WORK REQUIRED
Without the pictures, give the entries below again exactly as written.

DATA LISTING
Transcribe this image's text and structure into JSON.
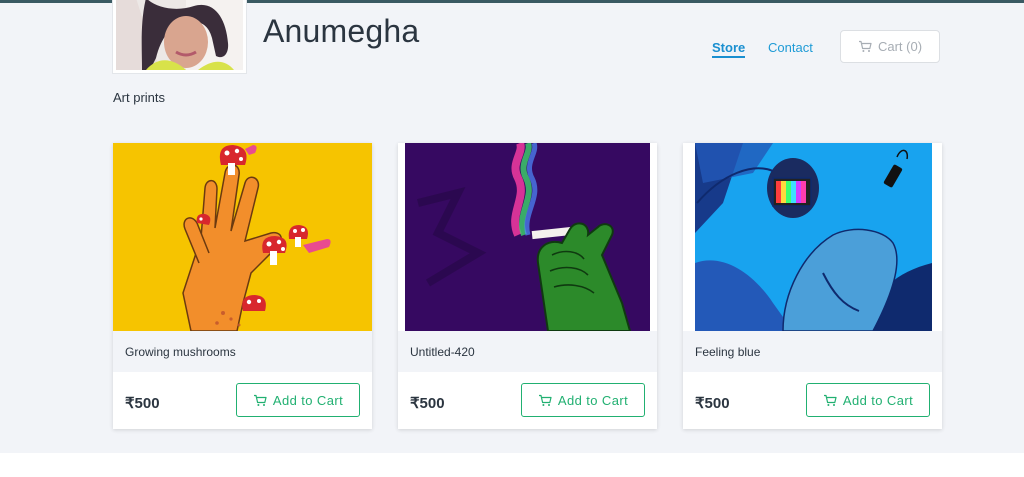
{
  "header": {
    "store_name": "Anumegha",
    "nav": {
      "store": "Store",
      "contact": "Contact"
    },
    "cart_label": "Cart (0)"
  },
  "tagline": "Art prints",
  "products": [
    {
      "title": "Growing mushrooms",
      "price": "₹500",
      "button": "Add to Cart"
    },
    {
      "title": "Untitled-420",
      "price": "₹500",
      "button": "Add to Cart"
    },
    {
      "title": "Feeling blue",
      "price": "₹500",
      "button": "Add to Cart"
    }
  ],
  "colors": {
    "accent": "#1a8fd0",
    "button_green": "#21b071",
    "background": "#f2f4f8",
    "text": "#2b3540"
  },
  "icons": {
    "cart": "cart-icon"
  }
}
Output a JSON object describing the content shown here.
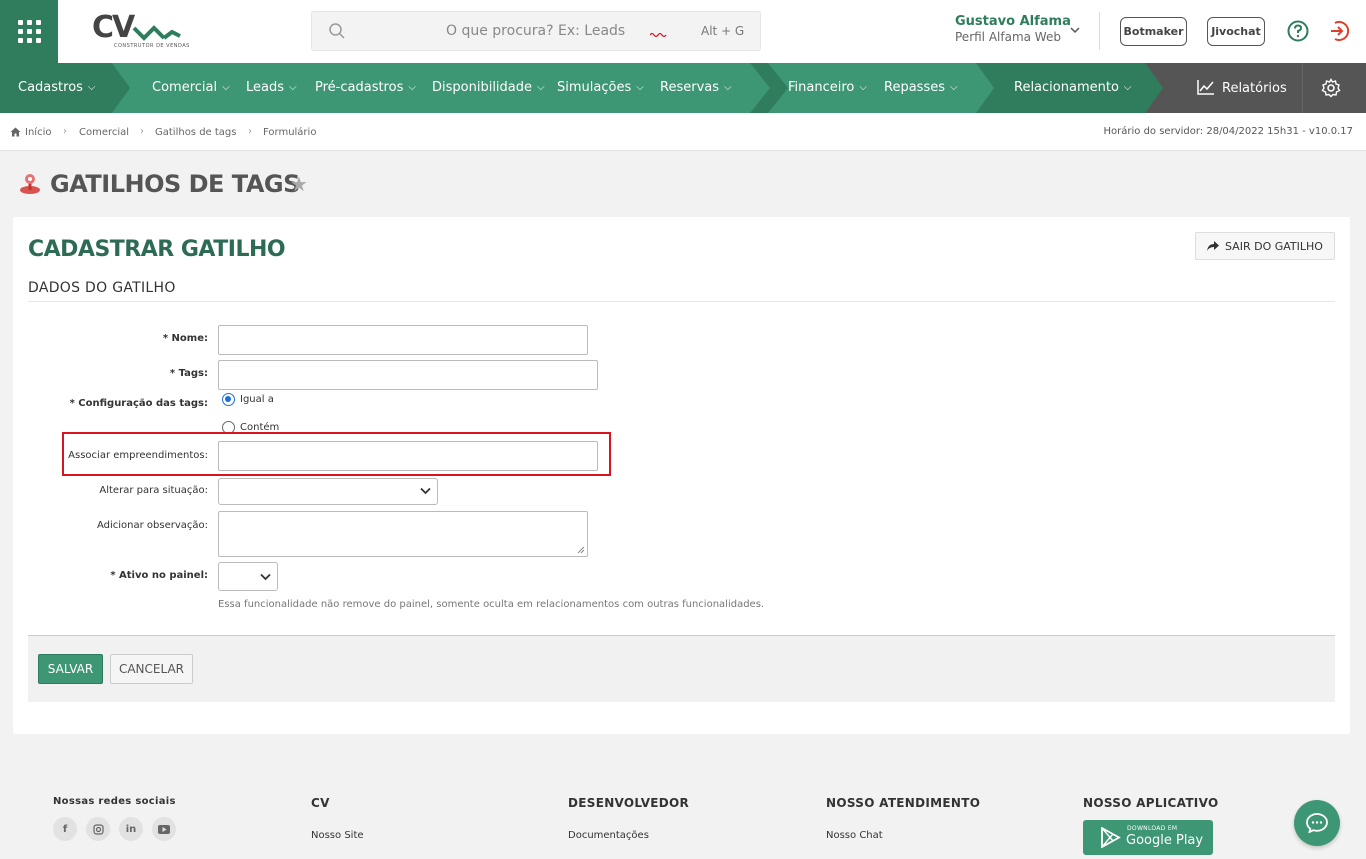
{
  "header": {
    "search_placeholder": "O que procura? Ex: Leads",
    "search_shortcut": "Alt + G",
    "user_name": "Gustavo Alfama",
    "user_profile": "Perfil Alfama Web",
    "botmaker_label": "Botmaker",
    "jivochat_label": "Jivochat",
    "logo_text": "CV",
    "logo_sub": "CONSTRUTOR DE VENDAS"
  },
  "nav": {
    "items": [
      "Cadastros",
      "Comercial",
      "Leads",
      "Pré-cadastros",
      "Disponibilidade",
      "Simulações",
      "Reservas",
      "Financeiro",
      "Repasses",
      "Relacionamento"
    ],
    "reports_label": "Relatórios"
  },
  "breadcrumb": {
    "items": [
      "Início",
      "Comercial",
      "Gatilhos de tags",
      "Formulário"
    ],
    "server_time": "Horário do servidor: 28/04/2022 15h31 - v10.0.17"
  },
  "page": {
    "title": "GATILHOS DE TAGS"
  },
  "form": {
    "title": "CADASTRAR GATILHO",
    "exit_label": "SAIR DO GATILHO",
    "section_title": "DADOS DO GATILHO",
    "name_label": "* Nome:",
    "tags_label": "* Tags:",
    "tags_config_label": "* Configuração das tags:",
    "radio_equal": "Igual a",
    "radio_contains": "Contém",
    "enterprises_label": "Associar empreendimentos:",
    "change_status_label": "Alterar para situação:",
    "observation_label": "Adicionar observação:",
    "active_label": "* Ativo no painel:",
    "active_hint": "Essa funcionalidade não remove do painel, somente oculta em relacionamentos com outras funcionalidades.",
    "save_label": "SALVAR",
    "cancel_label": "CANCELAR"
  },
  "footer": {
    "social_title": "Nossas redes sociais",
    "cv_title": "CV",
    "cv_link": "Nosso Site",
    "dev_title": "DESENVOLVEDOR",
    "dev_link": "Documentações",
    "support_title": "NOSSO ATENDIMENTO",
    "support_link": "Nosso Chat",
    "app_title": "NOSSO APLICATIVO",
    "gplay_small": "DOWNLOAD EM",
    "gplay_big": "Google Play"
  },
  "colors": {
    "brand_green": "#3d9674",
    "dark_green": "#2f7d5c",
    "highlight_red": "#d9141e"
  }
}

WRITTEN RESPONSE
Transcribe this image's text and structure into JSON.
{
  "header": {
    "store_name": "Anumegha",
    "nav": {
      "store": "Store",
      "contact": "Contact"
    },
    "cart_label": "Cart (0)"
  },
  "tagline": "Art prints",
  "products": [
    {
      "title": "Growing mushrooms",
      "price": "₹500",
      "button": "Add to Cart"
    },
    {
      "title": "Untitled-420",
      "price": "₹500",
      "button": "Add to Cart"
    },
    {
      "title": "Feeling blue",
      "price": "₹500",
      "button": "Add to Cart"
    }
  ],
  "colors": {
    "accent": "#1a8fd0",
    "button_green": "#21b071",
    "background": "#f2f4f8",
    "text": "#2b3540"
  },
  "icons": {
    "cart": "cart-icon"
  }
}
Output a JSON object describing the content shown here.
{
  "header": {
    "search_placeholder": "O que procura? Ex: Leads",
    "search_shortcut": "Alt + G",
    "user_name": "Gustavo Alfama",
    "user_profile": "Perfil Alfama Web",
    "botmaker_label": "Botmaker",
    "jivochat_label": "Jivochat",
    "logo_text": "CV",
    "logo_sub": "CONSTRUTOR DE VENDAS"
  },
  "nav": {
    "items": [
      "Cadastros",
      "Comercial",
      "Leads",
      "Pré-cadastros",
      "Disponibilidade",
      "Simulações",
      "Reservas",
      "Financeiro",
      "Repasses",
      "Relacionamento"
    ],
    "reports_label": "Relatórios"
  },
  "breadcrumb": {
    "items": [
      "Início",
      "Comercial",
      "Gatilhos de tags",
      "Formulário"
    ],
    "server_time": "Horário do servidor: 28/04/2022 15h31 - v10.0.17"
  },
  "page": {
    "title": "GATILHOS DE TAGS"
  },
  "form": {
    "title": "CADASTRAR GATILHO",
    "exit_label": "SAIR DO GATILHO",
    "section_title": "DADOS DO GATILHO",
    "name_label": "* Nome:",
    "tags_label": "* Tags:",
    "tags_config_label": "* Configuração das tags:",
    "radio_equal": "Igual a",
    "radio_contains": "Contém",
    "enterprises_label": "Associar empreendimentos:",
    "change_status_label": "Alterar para situação:",
    "observation_label": "Adicionar observação:",
    "active_label": "* Ativo no painel:",
    "active_hint": "Essa funcionalidade não remove do painel, somente oculta em relacionamentos com outras funcionalidades.",
    "save_label": "SALVAR",
    "cancel_label": "CANCELAR"
  },
  "footer": {
    "social_title": "Nossas redes sociais",
    "cv_title": "CV",
    "cv_link": "Nosso Site",
    "dev_title": "DESENVOLVEDOR",
    "dev_link": "Documentações",
    "support_title": "NOSSO ATENDIMENTO",
    "support_link": "Nosso Chat",
    "app_title": "NOSSO APLICATIVO",
    "gplay_small": "DOWNLOAD EM",
    "gplay_big": "Google Play"
  },
  "colors": {
    "brand_green": "#3d9674",
    "dark_green": "#2f7d5c",
    "highlight_red": "#d9141e"
  }
}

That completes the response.